What to do: Would you return the complete listing below word for word?

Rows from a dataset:
## start
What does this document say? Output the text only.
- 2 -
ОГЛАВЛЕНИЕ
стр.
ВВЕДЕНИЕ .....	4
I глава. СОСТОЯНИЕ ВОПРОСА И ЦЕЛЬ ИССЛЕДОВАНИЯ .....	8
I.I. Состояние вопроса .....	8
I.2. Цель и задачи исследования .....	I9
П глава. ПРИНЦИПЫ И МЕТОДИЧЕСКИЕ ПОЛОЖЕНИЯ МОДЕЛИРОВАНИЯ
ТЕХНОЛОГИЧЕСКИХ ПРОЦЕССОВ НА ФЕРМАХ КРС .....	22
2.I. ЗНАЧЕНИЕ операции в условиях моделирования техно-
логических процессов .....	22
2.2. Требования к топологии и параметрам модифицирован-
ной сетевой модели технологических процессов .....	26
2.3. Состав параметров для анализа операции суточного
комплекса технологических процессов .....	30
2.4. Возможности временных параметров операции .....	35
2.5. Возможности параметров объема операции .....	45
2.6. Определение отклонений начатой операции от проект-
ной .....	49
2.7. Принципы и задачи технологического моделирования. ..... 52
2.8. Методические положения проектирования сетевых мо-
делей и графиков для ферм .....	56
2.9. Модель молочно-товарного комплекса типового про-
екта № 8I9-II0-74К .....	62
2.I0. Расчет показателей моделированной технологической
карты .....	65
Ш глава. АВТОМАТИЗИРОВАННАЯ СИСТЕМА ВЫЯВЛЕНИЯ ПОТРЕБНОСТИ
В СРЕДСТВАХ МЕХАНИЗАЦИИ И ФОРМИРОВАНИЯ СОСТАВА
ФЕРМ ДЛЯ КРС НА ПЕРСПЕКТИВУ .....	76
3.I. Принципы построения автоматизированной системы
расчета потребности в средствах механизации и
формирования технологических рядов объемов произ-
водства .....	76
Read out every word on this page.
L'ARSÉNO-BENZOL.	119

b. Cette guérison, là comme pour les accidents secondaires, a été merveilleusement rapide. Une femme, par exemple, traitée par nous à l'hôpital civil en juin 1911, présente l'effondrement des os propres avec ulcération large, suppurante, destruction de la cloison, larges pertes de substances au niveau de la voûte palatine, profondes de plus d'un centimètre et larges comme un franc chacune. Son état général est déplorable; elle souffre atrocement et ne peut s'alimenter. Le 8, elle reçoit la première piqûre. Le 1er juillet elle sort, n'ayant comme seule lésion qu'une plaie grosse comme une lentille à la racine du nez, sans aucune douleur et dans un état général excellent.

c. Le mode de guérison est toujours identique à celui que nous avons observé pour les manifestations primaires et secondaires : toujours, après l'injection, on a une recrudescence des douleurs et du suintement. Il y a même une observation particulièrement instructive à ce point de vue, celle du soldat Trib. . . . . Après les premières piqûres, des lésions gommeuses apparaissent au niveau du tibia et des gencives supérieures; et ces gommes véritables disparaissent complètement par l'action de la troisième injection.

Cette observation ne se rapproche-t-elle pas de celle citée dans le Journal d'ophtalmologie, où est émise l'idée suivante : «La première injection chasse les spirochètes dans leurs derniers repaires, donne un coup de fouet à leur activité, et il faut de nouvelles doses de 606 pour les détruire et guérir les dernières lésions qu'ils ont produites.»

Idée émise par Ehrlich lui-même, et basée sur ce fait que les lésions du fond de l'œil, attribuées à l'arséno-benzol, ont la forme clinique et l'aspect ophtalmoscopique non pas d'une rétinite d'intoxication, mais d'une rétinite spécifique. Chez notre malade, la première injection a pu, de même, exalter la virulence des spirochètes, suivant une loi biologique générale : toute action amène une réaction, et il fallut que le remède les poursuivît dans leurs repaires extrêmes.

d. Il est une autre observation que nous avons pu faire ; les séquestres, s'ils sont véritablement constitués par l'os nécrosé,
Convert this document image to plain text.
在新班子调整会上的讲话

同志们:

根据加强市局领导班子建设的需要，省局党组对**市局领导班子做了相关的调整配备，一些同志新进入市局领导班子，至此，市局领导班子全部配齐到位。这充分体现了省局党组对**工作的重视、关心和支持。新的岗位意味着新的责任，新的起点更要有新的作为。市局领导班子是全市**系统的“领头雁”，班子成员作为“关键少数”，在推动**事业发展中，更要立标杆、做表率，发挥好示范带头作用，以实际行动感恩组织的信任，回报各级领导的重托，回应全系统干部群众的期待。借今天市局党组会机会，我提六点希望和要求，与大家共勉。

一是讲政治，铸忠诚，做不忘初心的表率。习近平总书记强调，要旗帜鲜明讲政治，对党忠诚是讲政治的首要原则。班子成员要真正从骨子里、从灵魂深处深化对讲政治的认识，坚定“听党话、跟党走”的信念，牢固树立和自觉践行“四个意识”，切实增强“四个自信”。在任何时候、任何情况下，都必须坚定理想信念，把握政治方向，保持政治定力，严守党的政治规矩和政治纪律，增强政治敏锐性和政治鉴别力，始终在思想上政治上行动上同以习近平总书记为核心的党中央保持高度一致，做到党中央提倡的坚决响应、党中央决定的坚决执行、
## end
Solution for this problem:
What does this document say? Output the text only.
- 2 -
ОГЛАВЛЕНИЕ
стр.
ВВЕДЕНИЕ .....	4
I глава. СОСТОЯНИЕ ВОПРОСА И ЦЕЛЬ ИССЛЕДОВАНИЯ .....	8
I.I. Состояние вопроса .....	8
I.2. Цель и задачи исследования .....	I9
П глава. ПРИНЦИПЫ И МЕТОДИЧЕСКИЕ ПОЛОЖЕНИЯ МОДЕЛИРОВАНИЯ
ТЕХНОЛОГИЧЕСКИХ ПРОЦЕССОВ НА ФЕРМАХ КРС .....	22
2.I. ЗНАЧЕНИЕ операции в условиях моделирования техно-
логических процессов .....	22
2.2. Требования к топологии и параметрам модифицирован-
ной сетевой модели технологических процессов .....	26
2.3. Состав параметров для анализа операции суточного
комплекса технологических процессов .....	30
2.4. Возможности временных параметров операции .....	35
2.5. Возможности параметров объема операции .....	45
2.6. Определение отклонений начатой операции от проект-
ной .....	49
2.7. Принципы и задачи технологического моделирования. ..... 52
2.8. Методические положения проектирования сетевых мо-
делей и графиков для ферм .....	56
2.9. Модель молочно-товарного комплекса типового про-
екта № 8I9-II0-74К .....	62
2.I0. Расчет показателей моделированной технологической
карты .....	65
Ш глава. АВТОМАТИЗИРОВАННАЯ СИСТЕМА ВЫЯВЛЕНИЯ ПОТРЕБНОСТИ
В СРЕДСТВАХ МЕХАНИЗАЦИИ И ФОРМИРОВАНИЯ СОСТАВА
ФЕРМ ДЛЯ КРС НА ПЕРСПЕКТИВУ .....	76
3.I. Принципы построения автоматизированной системы
расчета потребности в средствах механизации и
формирования технологических рядов объемов произ-
водства .....	76
Read out every word on this page.
L'ARSÉNO-BENZOL.	119

b. Cette guérison, là comme pour les accidents secondaires, a été merveilleusement rapide. Une femme, par exemple, traitée par nous à l'hôpital civil en juin 1911, présente l'effondrement des os propres avec ulcération large, suppurante, destruction de la cloison, larges pertes de substances au niveau de la voûte palatine, profondes de plus d'un centimètre et larges comme un franc chacune. Son état général est déplorable; elle souffre atrocement et ne peut s'alimenter. Le 8, elle reçoit la première piqûre. Le 1er juillet elle sort, n'ayant comme seule lésion qu'une plaie grosse comme une lentille à la racine du nez, sans aucune douleur et dans un état général excellent.

c. Le mode de guérison est toujours identique à celui que nous avons observé pour les manifestations primaires et secondaires : toujours, après l'injection, on a une recrudescence des douleurs et du suintement. Il y a même une observation particulièrement instructive à ce point de vue, celle du soldat Trib. . . . . Après les premières piqûres, des lésions gommeuses apparaissent au niveau du tibia et des gencives supérieures; et ces gommes véritables disparaissent complètement par l'action de la troisième injection.

Cette observation ne se rapproche-t-elle pas de celle citée dans le Journal d'ophtalmologie, où est émise l'idée suivante : «La première injection chasse les spirochètes dans leurs derniers repaires, donne un coup de fouet à leur activité, et il faut de nouvelles doses de 606 pour les détruire et guérir les dernières lésions qu'ils ont produites.»

Idée émise par Ehrlich lui-même, et basée sur ce fait que les lésions du fond de l'œil, attribuées à l'arséno-benzol, ont la forme clinique et l'aspect ophtalmoscopique non pas d'une rétinite d'intoxication, mais d'une rétinite spécifique. Chez notre malade, la première injection a pu, de même, exalter la virulence des spirochètes, suivant une loi biologique générale : toute action amène une réaction, et il fallut que le remède les poursuivît dans leurs repaires extrêmes.

d. Il est une autre observation que nous avons pu faire ; les séquestres, s'ils sont véritablement constitués par l'os nécrosé,
Convert this document image to plain text.
在新班子调整会上的讲话

同志们:

根据加强市局领导班子建设的需要，省局党组对**市局领导班子做了相关的调整配备，一些同志新进入市局领导班子，至此，市局领导班子全部配齐到位。这充分体现了省局党组对**工作的重视、关心和支持。新的岗位意味着新的责任，新的起点更要有新的作为。市局领导班子是全市**系统的“领头雁”，班子成员作为“关键少数”，在推动**事业发展中，更要立标杆、做表率，发挥好示范带头作用，以实际行动感恩组织的信任，回报各级领导的重托，回应全系统干部群众的期待。借今天市局党组会机会，我提六点希望和要求，与大家共勉。

一是讲政治，铸忠诚，做不忘初心的表率。习近平总书记强调，要旗帜鲜明讲政治，对党忠诚是讲政治的首要原则。班子成员要真正从骨子里、从灵魂深处深化对讲政治的认识，坚定“听党话、跟党走”的信念，牢固树立和自觉践行“四个意识”，切实增强“四个自信”。在任何时候、任何情况下，都必须坚定理想信念，把握政治方向，保持政治定力，严守党的政治规矩和政治纪律，增强政治敏锐性和政治鉴别力，始终在思想上政治上行动上同以习近平总书记为核心的党中央保持高度一致，做到党中央提倡的坚决响应、党中央决定的坚决执行、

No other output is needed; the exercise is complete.